### [Set problem]
Read through the data and report every line in which the word "Masked" occurs.

[Begin Entries provided]

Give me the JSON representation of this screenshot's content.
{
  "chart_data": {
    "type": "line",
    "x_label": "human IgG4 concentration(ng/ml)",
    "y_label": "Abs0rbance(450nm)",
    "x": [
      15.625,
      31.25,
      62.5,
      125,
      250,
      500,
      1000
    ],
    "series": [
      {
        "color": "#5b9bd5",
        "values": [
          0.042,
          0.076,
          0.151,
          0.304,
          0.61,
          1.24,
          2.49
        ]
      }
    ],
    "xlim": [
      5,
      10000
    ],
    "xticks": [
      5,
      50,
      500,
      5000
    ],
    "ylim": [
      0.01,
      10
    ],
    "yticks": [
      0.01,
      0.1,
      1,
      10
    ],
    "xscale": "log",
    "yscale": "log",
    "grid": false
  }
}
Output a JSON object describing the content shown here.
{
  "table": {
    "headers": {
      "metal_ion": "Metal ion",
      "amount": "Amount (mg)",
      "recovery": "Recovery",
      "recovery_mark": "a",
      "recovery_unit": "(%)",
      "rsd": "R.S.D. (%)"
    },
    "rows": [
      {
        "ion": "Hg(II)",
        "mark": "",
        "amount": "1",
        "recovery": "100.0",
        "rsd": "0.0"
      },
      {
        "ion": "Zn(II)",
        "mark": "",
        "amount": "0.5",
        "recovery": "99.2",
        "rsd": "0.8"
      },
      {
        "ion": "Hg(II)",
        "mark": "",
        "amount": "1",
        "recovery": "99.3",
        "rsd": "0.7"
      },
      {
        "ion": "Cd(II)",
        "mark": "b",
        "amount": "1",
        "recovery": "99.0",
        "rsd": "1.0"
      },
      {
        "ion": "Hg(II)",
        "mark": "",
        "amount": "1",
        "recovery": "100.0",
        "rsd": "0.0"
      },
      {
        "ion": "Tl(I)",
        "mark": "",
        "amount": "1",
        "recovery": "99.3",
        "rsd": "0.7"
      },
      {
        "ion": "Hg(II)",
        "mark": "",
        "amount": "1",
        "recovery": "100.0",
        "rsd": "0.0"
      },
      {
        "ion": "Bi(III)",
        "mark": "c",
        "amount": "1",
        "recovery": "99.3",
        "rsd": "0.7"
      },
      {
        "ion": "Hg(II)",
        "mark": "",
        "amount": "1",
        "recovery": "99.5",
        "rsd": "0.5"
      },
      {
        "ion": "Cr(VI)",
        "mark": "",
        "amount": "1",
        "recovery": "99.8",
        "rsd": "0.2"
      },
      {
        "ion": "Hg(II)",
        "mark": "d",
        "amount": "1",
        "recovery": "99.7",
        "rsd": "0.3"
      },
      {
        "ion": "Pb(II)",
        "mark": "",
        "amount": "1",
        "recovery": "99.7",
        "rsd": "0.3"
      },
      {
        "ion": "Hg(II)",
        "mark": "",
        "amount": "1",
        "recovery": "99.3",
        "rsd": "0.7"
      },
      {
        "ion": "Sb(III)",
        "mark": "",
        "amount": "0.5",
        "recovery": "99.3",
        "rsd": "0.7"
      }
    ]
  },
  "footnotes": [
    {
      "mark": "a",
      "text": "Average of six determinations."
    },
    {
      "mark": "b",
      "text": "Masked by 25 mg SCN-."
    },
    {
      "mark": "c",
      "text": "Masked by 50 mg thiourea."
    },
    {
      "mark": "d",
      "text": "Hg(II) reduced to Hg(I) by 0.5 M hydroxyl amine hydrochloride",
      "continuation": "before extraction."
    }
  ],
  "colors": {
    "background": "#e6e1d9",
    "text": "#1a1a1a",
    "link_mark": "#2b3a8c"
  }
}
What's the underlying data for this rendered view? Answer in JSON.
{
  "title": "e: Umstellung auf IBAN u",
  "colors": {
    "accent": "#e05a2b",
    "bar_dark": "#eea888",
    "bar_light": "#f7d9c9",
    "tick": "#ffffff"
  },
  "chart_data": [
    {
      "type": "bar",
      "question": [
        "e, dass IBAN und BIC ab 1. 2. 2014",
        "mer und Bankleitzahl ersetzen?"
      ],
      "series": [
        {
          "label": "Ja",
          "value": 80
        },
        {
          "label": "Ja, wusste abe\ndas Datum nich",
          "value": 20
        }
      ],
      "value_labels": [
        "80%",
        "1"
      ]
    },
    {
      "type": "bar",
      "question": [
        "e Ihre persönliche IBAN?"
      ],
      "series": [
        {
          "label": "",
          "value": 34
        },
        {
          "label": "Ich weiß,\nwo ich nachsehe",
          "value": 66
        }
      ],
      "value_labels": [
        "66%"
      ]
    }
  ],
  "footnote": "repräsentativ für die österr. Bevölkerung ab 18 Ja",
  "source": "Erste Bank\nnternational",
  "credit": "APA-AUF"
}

[End Entries provided]

### [Solution for this exercise]
      "text": "Masked by 25 mg SCN-."
      "text": "Masked by 50 mg thiourea."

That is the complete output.